> **Set task**:
Rewrite the records from the first line up to and including the line with "col-start: INICIAR [258, 334, 299, 346]", swapping "plus-icon" for "add-icon" and changing nothing else.

> **Material for this exercise**:
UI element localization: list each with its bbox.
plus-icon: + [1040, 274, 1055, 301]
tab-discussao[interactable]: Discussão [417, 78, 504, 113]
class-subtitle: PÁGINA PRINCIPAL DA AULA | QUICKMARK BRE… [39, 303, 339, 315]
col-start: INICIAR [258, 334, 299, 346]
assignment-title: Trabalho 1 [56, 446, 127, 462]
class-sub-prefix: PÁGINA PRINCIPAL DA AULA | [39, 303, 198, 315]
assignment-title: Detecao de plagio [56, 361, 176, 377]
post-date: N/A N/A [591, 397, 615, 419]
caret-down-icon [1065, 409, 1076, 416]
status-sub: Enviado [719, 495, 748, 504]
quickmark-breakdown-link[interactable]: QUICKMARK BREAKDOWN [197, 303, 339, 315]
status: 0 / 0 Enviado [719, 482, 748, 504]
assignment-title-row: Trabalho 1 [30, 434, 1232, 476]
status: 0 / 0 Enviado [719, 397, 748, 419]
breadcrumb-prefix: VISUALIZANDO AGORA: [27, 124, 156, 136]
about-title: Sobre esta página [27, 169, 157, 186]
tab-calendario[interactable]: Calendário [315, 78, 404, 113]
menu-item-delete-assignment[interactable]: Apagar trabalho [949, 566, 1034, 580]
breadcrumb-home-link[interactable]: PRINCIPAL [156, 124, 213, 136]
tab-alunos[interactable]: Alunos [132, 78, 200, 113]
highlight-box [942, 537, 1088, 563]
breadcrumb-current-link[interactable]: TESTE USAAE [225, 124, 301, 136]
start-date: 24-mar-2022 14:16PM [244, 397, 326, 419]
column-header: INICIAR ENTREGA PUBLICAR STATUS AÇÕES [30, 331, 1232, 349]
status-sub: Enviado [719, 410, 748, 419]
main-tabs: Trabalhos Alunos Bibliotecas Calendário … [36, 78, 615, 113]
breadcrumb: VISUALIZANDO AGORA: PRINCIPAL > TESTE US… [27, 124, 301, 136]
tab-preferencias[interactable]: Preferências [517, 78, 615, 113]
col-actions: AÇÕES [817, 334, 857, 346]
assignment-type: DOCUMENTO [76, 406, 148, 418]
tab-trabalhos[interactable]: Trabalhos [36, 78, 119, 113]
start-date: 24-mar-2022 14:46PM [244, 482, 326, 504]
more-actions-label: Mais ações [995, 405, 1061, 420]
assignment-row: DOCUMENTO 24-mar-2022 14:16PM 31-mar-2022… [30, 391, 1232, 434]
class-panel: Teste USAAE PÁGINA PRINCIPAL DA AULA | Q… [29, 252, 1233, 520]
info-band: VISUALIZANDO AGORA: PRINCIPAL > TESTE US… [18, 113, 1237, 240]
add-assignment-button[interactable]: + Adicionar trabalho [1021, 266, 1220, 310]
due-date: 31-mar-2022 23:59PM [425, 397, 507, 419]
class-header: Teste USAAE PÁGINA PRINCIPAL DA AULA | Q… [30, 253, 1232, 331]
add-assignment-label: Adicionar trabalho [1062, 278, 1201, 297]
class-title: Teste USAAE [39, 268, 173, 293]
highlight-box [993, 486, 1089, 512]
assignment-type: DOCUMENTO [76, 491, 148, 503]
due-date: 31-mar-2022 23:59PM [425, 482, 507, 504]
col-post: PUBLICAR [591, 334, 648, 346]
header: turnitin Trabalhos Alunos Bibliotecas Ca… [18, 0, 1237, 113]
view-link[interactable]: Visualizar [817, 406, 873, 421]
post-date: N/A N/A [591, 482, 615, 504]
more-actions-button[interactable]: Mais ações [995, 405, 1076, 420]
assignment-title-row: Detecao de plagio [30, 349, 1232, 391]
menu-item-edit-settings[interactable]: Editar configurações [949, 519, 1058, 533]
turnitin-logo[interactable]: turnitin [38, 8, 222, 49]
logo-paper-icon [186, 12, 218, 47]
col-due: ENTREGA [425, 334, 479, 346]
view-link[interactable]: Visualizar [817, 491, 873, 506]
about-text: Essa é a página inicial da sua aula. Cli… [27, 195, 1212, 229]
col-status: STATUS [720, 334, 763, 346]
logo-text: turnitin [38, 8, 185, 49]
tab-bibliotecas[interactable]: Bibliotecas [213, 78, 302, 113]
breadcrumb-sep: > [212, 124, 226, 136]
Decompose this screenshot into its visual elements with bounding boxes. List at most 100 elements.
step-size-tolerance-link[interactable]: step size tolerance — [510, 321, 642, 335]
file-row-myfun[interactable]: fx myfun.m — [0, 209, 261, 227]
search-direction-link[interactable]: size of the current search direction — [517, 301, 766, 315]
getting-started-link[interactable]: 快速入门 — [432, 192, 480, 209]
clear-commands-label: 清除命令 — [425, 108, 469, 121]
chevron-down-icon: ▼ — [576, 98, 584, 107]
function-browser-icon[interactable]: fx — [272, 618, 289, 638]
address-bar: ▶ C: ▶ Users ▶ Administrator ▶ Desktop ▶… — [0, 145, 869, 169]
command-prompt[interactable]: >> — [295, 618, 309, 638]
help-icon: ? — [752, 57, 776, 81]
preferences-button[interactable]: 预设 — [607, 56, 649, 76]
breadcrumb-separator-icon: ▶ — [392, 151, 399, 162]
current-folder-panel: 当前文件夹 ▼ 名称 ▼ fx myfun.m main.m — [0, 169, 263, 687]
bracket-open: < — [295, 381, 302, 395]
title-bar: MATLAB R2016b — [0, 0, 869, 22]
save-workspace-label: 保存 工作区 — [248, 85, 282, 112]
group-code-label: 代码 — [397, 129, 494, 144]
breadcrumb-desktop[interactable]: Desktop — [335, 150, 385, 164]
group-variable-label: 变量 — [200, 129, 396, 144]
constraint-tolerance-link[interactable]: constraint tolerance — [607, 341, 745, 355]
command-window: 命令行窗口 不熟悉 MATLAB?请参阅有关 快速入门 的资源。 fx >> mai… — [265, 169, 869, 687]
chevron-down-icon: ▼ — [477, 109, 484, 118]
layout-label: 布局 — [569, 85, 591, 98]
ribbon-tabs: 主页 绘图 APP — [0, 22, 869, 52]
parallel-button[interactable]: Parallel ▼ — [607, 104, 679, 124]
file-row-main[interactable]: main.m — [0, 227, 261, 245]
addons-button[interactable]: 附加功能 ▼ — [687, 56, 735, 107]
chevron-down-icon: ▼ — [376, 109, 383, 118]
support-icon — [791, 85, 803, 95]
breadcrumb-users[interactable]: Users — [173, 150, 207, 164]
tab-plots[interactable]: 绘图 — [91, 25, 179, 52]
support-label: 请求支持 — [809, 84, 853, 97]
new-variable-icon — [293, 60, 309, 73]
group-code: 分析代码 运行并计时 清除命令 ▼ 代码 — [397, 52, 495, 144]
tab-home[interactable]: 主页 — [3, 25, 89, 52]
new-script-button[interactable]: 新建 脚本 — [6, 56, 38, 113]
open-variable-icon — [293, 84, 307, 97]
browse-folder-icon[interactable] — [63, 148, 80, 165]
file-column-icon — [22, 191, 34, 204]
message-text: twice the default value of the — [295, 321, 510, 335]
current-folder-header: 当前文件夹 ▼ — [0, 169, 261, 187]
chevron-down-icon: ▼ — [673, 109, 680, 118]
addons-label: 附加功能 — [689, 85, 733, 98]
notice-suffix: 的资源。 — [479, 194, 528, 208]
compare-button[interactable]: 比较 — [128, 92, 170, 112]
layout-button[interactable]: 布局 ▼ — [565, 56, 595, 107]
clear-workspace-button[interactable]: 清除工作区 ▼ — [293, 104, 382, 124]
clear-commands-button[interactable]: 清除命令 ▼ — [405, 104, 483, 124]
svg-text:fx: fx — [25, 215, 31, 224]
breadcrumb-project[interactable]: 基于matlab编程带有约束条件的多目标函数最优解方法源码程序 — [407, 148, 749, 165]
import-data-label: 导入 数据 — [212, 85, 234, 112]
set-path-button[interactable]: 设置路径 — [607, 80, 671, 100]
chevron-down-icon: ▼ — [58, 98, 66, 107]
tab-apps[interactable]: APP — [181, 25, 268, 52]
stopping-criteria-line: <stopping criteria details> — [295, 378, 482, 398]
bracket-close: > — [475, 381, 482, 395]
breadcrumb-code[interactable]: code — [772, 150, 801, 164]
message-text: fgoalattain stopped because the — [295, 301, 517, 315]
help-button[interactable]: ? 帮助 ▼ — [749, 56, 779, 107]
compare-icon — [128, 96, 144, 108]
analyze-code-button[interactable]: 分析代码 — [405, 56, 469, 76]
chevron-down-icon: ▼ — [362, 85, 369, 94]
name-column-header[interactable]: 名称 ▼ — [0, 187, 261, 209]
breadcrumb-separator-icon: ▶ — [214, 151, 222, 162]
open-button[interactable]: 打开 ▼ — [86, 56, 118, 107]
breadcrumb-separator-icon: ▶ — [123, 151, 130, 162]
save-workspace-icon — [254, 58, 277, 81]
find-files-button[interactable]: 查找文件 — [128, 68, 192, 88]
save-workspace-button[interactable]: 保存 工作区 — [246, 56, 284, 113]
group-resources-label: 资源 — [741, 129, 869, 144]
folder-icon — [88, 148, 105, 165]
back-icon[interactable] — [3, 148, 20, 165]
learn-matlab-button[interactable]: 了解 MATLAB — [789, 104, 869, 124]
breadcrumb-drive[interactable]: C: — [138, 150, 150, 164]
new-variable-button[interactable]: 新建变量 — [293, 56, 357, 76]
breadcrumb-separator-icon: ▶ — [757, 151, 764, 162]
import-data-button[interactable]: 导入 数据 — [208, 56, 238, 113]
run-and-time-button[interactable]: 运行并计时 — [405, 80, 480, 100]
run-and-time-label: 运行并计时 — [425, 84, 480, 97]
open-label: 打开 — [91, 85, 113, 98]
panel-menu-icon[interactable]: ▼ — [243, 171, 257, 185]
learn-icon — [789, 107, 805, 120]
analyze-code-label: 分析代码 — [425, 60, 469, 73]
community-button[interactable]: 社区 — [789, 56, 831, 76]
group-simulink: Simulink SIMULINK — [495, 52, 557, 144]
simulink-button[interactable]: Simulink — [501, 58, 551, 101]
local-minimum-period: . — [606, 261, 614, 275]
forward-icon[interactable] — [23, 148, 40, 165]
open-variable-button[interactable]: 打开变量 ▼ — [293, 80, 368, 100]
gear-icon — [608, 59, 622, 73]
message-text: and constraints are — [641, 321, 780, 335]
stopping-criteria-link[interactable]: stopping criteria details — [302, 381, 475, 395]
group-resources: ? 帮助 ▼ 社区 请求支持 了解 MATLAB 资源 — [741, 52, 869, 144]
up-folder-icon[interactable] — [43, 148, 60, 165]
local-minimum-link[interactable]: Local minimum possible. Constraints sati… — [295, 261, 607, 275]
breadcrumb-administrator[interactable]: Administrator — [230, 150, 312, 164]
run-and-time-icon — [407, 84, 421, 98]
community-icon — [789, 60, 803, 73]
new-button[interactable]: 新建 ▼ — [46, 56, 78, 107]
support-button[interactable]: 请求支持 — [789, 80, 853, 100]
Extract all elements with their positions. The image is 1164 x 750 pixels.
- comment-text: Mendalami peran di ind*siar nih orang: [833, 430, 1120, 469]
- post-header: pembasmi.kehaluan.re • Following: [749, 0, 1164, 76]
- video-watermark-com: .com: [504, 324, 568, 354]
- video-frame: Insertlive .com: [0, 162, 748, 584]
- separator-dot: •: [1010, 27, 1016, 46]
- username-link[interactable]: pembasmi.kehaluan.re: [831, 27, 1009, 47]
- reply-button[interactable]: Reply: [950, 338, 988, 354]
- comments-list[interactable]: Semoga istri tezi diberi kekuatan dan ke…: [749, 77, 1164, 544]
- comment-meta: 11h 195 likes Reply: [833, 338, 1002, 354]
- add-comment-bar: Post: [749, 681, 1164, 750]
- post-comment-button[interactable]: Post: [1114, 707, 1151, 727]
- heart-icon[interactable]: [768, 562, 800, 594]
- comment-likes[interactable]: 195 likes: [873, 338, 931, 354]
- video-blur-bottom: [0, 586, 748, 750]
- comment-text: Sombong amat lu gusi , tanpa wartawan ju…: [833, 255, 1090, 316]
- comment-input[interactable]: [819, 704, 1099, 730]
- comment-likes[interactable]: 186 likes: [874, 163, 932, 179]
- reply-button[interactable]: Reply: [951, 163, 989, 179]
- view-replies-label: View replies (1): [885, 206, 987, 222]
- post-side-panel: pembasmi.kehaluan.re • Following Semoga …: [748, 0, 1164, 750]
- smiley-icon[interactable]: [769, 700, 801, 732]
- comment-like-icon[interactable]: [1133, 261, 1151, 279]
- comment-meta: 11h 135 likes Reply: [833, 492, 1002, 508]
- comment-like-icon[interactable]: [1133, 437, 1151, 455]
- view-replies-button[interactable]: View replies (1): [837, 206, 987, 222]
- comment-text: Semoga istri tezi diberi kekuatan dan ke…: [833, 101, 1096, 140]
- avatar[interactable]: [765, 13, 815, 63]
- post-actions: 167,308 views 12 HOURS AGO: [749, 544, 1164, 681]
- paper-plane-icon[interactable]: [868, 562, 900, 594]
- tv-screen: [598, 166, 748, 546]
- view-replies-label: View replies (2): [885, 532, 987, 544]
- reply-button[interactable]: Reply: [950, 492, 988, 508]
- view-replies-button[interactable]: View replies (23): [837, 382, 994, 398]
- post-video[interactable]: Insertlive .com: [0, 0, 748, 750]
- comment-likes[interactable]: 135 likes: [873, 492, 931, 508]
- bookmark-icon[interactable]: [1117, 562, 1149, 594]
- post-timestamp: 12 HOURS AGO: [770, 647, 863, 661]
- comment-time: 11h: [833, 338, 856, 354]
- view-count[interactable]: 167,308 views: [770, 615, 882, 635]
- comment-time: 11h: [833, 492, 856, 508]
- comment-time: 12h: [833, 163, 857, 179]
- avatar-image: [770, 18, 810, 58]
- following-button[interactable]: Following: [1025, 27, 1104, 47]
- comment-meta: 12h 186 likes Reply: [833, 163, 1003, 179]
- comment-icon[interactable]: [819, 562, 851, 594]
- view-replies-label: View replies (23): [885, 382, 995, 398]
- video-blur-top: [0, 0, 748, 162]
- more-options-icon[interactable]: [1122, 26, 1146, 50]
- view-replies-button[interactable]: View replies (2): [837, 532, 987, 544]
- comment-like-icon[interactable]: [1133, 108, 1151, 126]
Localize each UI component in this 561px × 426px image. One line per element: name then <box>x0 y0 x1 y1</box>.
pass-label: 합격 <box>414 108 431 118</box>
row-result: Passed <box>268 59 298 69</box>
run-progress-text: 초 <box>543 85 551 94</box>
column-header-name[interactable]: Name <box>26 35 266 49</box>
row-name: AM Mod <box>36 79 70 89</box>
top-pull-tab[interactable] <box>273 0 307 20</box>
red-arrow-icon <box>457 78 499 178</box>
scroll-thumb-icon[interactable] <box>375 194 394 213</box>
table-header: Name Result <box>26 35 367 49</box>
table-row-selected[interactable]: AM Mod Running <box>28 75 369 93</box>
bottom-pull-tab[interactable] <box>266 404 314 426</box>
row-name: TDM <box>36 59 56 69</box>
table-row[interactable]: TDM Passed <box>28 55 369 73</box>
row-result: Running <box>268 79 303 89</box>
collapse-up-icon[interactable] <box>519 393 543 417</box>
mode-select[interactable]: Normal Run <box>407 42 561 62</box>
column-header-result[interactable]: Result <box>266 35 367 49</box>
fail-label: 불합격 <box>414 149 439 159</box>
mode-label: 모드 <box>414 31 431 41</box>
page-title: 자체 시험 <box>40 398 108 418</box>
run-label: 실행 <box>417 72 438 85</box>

> **Final result**:
UI element localization: list each with its bbox.
add-icon: + [1040, 274, 1055, 301]
tab-discussao[interactable]: Discussão [417, 78, 504, 113]
class-subtitle: PÁGINA PRINCIPAL DA AULA | QUICKMARK BRE… [39, 303, 339, 315]
col-start: INICIAR [258, 334, 299, 346]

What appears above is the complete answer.